Pick out the lines in the listing below that contain the word "necessary" and copy them.

§ **Given data**
-------

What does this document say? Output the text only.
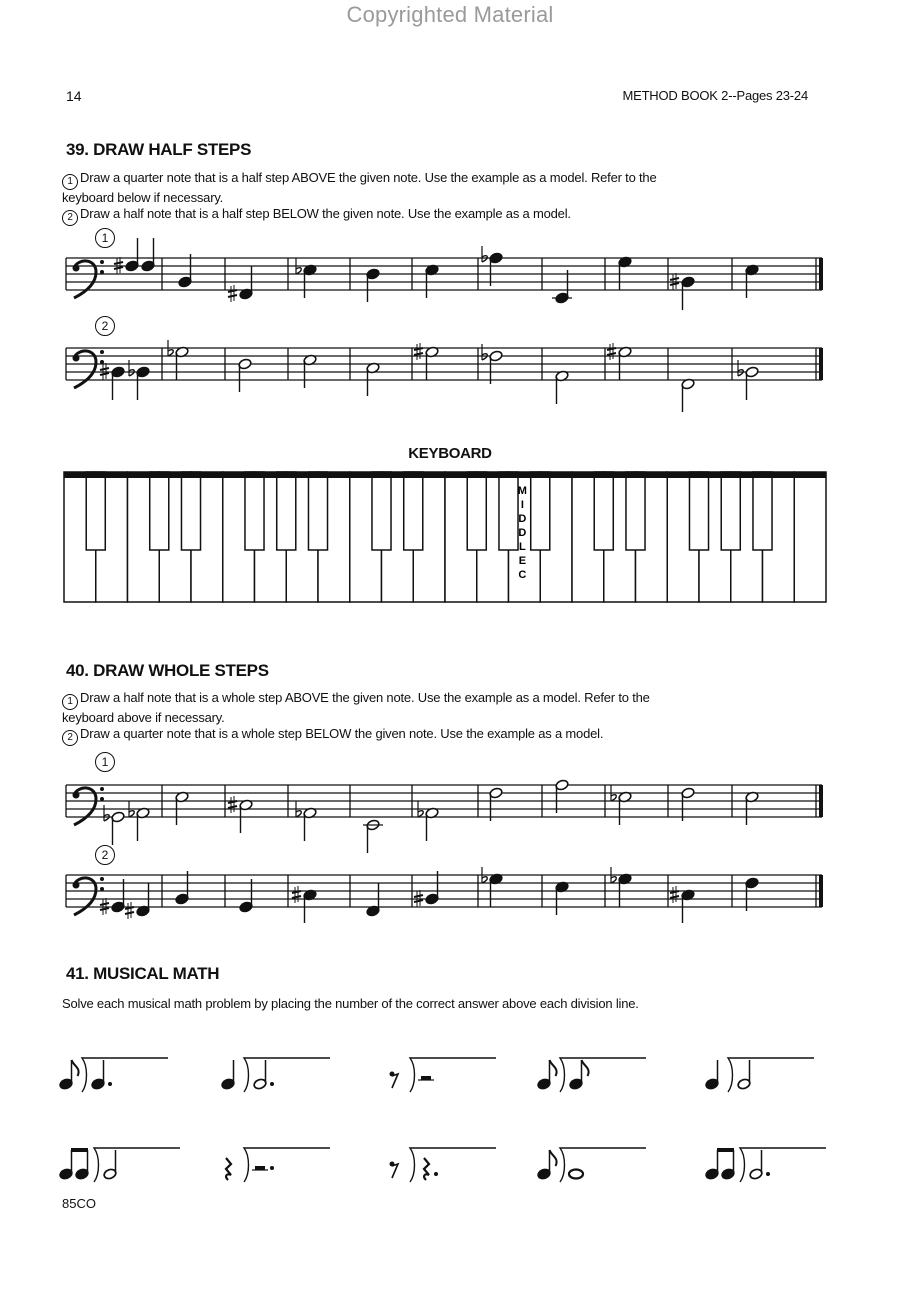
Copyrighted Material
14	METHOD BOOK 2--Pages 23-24
39. DRAW HALF STEPS
1 Draw a quarter note that is a half step ABOVE the given note. Use the example as a model. Refer to the
keyboard below if necessary.
2 Draw a half note that is a half step BELOW the given note. Use the example as a model.
1
2
KEYBOARD
M
I
D
D
L
E
C
40. DRAW WHOLE STEPS
1 Draw a half note that is a whole step ABOVE the given note. Use the example as a model. Refer to the
keyboard above if necessary.
2 Draw a quarter note that is a whole step BELOW the given note. Use the example as a model.
1
2
41. MUSICAL MATH
Solve each musical math problem by placing the number of the correct answer above each division line.
85CO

-------

§ **Written answer**
keyboard below if necessary.
keyboard above if necessary.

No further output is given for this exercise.